[Rows from a figure dataset]
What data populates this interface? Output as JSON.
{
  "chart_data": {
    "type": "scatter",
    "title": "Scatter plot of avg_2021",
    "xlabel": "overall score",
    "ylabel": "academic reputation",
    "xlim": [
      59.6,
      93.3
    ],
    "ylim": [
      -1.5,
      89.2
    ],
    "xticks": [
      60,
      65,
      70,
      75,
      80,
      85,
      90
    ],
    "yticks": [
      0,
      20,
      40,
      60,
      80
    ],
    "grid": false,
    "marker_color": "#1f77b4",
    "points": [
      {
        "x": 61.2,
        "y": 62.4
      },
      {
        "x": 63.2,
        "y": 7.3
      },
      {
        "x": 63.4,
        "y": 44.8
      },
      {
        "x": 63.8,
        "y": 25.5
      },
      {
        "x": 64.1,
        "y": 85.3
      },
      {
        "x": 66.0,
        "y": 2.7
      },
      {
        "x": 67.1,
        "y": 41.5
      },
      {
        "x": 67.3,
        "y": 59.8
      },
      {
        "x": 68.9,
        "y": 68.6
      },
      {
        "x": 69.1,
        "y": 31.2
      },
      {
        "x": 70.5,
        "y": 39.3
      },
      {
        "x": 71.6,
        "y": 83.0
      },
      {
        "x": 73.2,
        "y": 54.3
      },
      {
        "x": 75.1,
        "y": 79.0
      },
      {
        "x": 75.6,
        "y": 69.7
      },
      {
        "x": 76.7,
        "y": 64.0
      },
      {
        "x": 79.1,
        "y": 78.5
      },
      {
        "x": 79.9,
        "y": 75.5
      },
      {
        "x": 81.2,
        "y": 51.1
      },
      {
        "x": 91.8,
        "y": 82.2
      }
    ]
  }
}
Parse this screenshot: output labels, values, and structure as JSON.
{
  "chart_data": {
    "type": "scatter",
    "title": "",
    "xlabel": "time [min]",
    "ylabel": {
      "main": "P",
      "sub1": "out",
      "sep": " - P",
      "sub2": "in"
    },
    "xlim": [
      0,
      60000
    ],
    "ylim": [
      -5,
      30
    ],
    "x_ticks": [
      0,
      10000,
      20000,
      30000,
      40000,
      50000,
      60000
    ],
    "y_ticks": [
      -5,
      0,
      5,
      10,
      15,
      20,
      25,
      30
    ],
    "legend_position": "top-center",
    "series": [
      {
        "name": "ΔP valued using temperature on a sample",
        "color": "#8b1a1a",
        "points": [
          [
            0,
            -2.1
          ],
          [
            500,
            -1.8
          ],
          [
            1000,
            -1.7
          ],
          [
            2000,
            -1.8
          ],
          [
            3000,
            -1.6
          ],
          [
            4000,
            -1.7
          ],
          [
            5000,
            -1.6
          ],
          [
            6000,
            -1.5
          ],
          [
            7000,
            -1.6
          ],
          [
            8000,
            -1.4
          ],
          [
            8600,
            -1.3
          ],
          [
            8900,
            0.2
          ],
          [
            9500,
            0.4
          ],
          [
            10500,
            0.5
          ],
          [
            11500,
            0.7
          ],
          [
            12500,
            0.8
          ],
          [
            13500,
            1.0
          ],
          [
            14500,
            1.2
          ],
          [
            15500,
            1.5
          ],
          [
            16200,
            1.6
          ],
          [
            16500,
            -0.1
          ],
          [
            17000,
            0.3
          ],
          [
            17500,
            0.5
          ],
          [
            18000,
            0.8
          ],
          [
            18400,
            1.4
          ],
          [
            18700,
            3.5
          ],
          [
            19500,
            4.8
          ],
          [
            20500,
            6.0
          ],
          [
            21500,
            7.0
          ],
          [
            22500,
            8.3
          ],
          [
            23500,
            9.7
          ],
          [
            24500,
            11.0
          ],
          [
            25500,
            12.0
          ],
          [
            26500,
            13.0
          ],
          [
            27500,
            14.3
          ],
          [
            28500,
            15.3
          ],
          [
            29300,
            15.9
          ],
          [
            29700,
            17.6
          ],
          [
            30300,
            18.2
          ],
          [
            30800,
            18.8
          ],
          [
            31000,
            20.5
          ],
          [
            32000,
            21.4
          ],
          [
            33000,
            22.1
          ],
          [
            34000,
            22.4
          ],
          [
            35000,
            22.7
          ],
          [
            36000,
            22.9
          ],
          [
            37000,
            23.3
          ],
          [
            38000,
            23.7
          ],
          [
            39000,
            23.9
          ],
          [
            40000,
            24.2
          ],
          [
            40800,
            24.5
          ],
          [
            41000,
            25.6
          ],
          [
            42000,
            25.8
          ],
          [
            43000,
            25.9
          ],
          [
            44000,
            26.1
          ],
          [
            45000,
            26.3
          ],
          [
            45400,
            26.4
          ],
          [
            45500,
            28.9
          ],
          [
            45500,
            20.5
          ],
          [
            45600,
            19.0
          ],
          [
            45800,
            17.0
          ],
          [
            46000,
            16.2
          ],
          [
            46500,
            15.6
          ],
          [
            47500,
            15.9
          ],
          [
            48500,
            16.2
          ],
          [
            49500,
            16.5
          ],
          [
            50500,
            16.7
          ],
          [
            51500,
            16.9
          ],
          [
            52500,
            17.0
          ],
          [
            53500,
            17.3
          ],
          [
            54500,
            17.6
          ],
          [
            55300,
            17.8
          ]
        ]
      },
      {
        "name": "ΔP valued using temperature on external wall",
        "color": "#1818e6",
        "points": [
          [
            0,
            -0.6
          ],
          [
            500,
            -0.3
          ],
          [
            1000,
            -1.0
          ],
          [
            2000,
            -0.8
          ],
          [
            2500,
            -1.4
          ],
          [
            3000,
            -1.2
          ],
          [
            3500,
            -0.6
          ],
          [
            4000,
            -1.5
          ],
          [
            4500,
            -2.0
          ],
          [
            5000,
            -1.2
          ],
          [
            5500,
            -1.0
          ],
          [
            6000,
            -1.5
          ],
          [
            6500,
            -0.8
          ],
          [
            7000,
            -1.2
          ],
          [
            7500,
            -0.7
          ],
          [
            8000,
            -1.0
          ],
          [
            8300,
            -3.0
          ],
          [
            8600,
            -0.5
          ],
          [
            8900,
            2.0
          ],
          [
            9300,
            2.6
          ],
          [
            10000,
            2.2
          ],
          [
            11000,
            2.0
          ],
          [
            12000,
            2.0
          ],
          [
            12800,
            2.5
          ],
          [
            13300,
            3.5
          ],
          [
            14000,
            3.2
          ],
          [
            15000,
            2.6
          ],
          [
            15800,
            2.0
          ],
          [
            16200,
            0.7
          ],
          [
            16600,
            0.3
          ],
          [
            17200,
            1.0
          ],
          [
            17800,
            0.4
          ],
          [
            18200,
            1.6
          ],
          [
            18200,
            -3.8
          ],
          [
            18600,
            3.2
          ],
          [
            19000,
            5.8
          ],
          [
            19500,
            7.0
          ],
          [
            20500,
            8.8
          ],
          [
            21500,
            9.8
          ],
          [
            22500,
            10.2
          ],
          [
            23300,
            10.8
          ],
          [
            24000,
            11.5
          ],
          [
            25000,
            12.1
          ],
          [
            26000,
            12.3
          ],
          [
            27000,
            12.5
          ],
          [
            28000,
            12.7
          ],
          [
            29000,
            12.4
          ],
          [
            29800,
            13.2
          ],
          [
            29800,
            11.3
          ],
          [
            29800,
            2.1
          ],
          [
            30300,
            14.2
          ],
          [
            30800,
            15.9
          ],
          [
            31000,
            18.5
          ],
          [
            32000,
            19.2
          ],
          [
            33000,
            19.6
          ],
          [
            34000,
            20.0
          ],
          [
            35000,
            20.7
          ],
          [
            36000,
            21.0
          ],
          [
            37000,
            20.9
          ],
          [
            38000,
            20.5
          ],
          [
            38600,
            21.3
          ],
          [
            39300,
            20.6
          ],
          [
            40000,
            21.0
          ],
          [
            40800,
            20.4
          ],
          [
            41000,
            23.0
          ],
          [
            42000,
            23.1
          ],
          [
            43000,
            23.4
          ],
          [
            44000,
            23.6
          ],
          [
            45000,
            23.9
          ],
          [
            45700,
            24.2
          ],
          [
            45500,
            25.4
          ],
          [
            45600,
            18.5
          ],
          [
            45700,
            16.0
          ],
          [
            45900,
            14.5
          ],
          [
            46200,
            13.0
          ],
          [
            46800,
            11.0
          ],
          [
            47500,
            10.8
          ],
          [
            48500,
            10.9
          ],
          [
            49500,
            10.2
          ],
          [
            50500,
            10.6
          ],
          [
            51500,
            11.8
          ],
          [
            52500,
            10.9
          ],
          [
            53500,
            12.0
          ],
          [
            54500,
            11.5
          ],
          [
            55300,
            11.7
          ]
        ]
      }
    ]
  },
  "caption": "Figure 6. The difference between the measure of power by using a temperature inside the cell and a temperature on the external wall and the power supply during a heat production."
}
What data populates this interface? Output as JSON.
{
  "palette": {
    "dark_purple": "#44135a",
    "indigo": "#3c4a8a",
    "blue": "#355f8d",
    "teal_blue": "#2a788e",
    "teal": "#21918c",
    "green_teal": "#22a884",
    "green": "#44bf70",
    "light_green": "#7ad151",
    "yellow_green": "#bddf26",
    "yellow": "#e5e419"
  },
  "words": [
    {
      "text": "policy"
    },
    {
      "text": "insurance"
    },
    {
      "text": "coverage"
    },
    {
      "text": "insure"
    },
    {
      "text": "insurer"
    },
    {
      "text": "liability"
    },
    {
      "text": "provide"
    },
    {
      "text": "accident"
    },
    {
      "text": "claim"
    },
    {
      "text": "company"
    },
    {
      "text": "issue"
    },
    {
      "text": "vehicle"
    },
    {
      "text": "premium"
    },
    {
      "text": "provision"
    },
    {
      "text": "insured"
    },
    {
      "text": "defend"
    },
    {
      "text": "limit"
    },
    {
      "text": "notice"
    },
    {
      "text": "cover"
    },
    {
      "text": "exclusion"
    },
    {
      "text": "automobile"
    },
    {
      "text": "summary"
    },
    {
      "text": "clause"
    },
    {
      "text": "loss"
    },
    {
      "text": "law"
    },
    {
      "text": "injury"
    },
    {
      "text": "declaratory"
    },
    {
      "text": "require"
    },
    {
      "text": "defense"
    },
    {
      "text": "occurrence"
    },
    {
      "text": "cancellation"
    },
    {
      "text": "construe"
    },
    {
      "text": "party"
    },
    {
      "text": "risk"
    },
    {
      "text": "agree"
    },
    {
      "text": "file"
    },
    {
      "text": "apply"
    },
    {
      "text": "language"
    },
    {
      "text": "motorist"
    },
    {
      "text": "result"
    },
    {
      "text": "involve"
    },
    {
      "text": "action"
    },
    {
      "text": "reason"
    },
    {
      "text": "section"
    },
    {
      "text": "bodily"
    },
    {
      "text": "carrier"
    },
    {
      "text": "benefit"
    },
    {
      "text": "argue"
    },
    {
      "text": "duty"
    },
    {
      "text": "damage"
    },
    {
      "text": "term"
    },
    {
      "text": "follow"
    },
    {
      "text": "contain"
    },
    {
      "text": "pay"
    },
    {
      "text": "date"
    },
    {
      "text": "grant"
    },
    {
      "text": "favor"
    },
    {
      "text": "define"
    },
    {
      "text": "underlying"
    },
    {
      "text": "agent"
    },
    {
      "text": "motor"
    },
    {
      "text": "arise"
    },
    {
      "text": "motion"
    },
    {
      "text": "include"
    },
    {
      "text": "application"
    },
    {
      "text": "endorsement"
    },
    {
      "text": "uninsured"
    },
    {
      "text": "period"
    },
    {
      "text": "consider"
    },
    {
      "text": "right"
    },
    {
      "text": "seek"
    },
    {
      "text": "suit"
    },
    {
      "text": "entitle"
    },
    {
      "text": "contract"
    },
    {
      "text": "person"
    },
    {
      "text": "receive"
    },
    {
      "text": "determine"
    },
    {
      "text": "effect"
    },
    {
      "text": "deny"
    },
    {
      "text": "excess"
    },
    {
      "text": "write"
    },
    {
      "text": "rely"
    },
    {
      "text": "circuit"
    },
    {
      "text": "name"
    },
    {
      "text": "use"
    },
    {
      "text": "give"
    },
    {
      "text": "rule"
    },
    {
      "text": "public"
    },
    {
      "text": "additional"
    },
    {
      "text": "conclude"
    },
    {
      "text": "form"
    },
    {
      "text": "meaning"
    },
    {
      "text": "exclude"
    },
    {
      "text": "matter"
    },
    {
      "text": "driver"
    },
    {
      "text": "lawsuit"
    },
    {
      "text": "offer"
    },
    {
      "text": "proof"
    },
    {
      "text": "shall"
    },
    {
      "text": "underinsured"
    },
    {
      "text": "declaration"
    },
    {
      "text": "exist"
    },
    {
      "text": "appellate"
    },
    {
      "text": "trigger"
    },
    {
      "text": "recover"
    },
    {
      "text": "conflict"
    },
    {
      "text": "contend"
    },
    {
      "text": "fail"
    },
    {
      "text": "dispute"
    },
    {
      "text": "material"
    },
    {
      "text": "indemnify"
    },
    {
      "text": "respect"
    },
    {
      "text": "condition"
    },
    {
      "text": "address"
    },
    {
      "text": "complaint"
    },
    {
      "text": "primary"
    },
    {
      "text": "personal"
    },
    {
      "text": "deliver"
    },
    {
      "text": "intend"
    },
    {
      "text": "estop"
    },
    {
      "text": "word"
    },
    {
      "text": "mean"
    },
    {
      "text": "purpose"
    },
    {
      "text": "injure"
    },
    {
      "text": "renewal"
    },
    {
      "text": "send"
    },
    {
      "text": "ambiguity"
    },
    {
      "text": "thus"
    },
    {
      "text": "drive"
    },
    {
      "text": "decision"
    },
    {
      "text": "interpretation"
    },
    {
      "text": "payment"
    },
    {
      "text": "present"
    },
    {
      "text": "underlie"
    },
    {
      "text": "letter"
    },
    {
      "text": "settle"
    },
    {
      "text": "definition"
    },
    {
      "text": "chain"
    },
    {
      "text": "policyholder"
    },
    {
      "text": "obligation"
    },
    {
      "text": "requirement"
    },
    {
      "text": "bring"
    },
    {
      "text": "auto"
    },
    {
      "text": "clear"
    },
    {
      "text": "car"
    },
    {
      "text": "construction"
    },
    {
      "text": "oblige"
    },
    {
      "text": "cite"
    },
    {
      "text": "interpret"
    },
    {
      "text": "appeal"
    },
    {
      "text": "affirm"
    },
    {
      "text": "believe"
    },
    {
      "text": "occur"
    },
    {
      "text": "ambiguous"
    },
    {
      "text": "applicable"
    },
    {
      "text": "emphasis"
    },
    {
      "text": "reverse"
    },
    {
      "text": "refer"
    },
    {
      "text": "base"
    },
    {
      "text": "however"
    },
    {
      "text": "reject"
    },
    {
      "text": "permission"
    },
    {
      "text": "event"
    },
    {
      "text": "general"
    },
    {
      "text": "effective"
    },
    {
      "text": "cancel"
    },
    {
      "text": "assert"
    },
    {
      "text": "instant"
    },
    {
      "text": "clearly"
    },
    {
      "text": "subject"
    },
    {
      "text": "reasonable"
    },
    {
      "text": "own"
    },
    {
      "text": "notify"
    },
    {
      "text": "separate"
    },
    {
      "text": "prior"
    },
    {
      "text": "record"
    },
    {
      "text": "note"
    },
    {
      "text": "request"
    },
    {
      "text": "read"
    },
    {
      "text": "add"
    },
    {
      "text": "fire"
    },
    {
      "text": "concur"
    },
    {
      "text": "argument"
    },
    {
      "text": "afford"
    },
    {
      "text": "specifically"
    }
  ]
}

◆ **WHAT YOU SHOULD DO**: How many lines in the listing contain "using"? Answer with the number alone.

◆ **RESULT OF THIS TASK**: 3